▸ **PROVIDED ENTRIES**:

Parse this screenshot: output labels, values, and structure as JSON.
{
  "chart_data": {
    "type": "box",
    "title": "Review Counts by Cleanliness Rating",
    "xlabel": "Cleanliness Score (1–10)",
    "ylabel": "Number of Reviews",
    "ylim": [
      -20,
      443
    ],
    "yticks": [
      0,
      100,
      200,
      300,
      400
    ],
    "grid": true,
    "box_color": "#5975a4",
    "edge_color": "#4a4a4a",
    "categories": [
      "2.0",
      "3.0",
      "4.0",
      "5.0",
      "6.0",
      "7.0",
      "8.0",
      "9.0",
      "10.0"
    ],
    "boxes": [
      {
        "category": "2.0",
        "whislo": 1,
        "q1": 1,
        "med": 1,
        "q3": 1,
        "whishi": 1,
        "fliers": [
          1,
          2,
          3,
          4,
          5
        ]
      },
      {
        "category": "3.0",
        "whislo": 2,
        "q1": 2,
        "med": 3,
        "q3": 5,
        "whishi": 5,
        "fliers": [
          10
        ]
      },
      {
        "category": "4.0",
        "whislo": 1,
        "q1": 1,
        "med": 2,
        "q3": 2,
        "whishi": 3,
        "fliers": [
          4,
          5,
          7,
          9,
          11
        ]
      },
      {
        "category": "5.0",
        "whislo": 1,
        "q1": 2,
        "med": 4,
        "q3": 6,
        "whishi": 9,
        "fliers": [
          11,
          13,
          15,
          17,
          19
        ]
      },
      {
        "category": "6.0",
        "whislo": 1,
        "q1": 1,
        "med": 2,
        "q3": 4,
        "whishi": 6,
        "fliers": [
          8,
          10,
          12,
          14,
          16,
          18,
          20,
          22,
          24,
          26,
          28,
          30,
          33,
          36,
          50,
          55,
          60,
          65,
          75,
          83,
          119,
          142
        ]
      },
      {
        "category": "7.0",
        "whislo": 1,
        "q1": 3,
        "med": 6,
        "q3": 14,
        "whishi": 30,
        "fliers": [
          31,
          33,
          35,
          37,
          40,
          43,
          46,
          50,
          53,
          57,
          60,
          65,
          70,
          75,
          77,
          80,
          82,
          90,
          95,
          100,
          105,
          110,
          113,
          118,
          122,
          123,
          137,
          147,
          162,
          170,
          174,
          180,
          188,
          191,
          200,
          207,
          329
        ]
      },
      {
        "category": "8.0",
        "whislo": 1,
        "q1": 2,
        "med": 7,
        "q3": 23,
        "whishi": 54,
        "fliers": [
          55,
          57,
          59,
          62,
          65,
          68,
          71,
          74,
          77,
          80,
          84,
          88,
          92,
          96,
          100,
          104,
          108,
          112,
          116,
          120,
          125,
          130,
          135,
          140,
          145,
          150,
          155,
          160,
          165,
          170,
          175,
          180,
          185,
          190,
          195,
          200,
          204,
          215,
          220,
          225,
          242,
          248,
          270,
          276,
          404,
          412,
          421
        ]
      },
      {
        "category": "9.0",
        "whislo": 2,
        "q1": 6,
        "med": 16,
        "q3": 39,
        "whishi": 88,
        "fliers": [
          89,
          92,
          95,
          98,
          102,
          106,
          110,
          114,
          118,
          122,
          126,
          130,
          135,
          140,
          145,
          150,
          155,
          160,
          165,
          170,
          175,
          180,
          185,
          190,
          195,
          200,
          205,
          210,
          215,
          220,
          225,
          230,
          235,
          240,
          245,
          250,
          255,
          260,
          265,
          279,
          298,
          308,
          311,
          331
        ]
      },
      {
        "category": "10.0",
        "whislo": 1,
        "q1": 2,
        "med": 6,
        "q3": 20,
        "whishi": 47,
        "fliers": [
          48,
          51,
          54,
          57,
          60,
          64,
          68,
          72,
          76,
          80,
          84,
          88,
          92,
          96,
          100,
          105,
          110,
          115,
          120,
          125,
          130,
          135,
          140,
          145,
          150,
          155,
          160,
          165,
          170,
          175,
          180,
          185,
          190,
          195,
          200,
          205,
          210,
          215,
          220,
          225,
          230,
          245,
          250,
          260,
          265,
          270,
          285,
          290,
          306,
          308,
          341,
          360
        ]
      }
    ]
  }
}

▸ **TASK DESCRIPTION**: Pull out every line in the material above where "whishi" occurs.

▸ **EXERCISE RESULT**:
        "whishi": 1,
        "whishi": 5,
        "whishi": 3,
        "whishi": 9,
        "whishi": 6,
        "whishi": 30,
        "whishi": 54,
        "whishi": 88,
        "whishi": 47,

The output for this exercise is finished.